■ Work instructions
Return the records that follow, matching each one exactly.

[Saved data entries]
---

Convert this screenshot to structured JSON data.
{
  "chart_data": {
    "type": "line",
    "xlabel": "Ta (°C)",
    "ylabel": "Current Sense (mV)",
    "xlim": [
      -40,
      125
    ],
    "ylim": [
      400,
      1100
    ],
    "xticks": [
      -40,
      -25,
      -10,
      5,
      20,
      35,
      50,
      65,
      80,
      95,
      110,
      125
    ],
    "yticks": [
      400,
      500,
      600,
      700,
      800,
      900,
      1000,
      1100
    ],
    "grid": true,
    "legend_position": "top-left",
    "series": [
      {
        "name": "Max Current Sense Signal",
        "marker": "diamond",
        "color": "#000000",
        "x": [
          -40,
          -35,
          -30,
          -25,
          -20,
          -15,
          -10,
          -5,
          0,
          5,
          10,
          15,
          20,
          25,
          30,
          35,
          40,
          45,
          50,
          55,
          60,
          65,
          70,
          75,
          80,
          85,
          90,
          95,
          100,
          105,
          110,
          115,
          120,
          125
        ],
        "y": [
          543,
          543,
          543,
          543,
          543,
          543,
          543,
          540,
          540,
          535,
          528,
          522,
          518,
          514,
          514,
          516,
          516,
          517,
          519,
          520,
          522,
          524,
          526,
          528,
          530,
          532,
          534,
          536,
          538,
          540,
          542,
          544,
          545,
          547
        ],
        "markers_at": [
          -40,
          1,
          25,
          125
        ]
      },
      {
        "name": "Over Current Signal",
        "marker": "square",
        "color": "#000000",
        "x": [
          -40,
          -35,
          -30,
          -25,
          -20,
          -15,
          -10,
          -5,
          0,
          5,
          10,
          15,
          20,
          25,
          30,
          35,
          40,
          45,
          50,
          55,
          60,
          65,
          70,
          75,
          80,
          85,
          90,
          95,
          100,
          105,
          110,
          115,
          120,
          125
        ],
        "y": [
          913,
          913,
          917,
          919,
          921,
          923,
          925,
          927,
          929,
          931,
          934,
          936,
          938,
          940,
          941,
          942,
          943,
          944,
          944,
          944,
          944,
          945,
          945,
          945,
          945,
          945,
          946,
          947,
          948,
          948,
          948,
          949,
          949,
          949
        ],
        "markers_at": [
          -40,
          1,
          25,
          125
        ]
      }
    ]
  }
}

---

■ Expected output
Convert this screenshot to structured JSON data.
{
  "chart_data": {
    "type": "line",
    "xlabel": "Ta (°C)",
    "ylabel": "Current Sense (mV)",
    "xlim": [
      -40,
      125
    ],
    "ylim": [
      400,
      1100
    ],
    "xticks": [
      -40,
      -25,
      -10,
      5,
      20,
      35,
      50,
      65,
      80,
      95,
      110,
      125
    ],
    "yticks": [
      400,
      500,
      600,
      700,
      800,
      900,
      1000,
      1100
    ],
    "grid": true,
    "legend_position": "top-left",
    "series": [
      {
        "name": "Max Current Sense Signal",
        "marker": "diamond",
        "color": "#000000",
        "x": [
          -40,
          -35,
          -30,
          -25,
          -20,
          -15,
          -10,
          -5,
          0,
          5,
          10,
          15,
          20,
          25,
          30,
          35,
          40,
          45,
          50,
          55,
          60,
          65,
          70,
          75,
          80,
          85,
          90,
          95,
          100,
          105,
          110,
          115,
          120,
          125
        ],
        "y": [
          543,
          543,
          543,
          543,
          543,
          543,
          543,
          540,
          540,
          535,
          528,
          522,
          518,
          514,
          514,
          516,
          516,
          517,
          519,
          520,
          522,
          524,
          526,
          528,
          530,
          532,
          534,
          536,
          538,
          540,
          542,
          544,
          545,
          547
        ],
        "markers_at": [
          -40,
          1,
          25,
          125
        ]
      },
      {
        "name": "Over Current Signal",
        "marker": "square",
        "color": "#000000",
        "x": [
          -40,
          -35,
          -30,
          -25,
          -20,
          -15,
          -10,
          -5,
          0,
          5,
          10,
          15,
          20,
          25,
          30,
          35,
          40,
          45,
          50,
          55,
          60,
          65,
          70,
          75,
          80,
          85,
          90,
          95,
          100,
          105,
          110,
          115,
          120,
          125
        ],
        "y": [
          913,
          913,
          917,
          919,
          921,
          923,
          925,
          927,
          929,
          931,
          934,
          936,
          938,
          940,
          941,
          942,
          943,
          944,
          944,
          944,
          944,
          945,
          945,
          945,
          945,
          945,
          946,
          947,
          948,
          948,
          948,
          949,
          949,
          949
        ],
        "markers_at": [
          -40,
          1,
          25,
          125
        ]
      }
    ]
  }
}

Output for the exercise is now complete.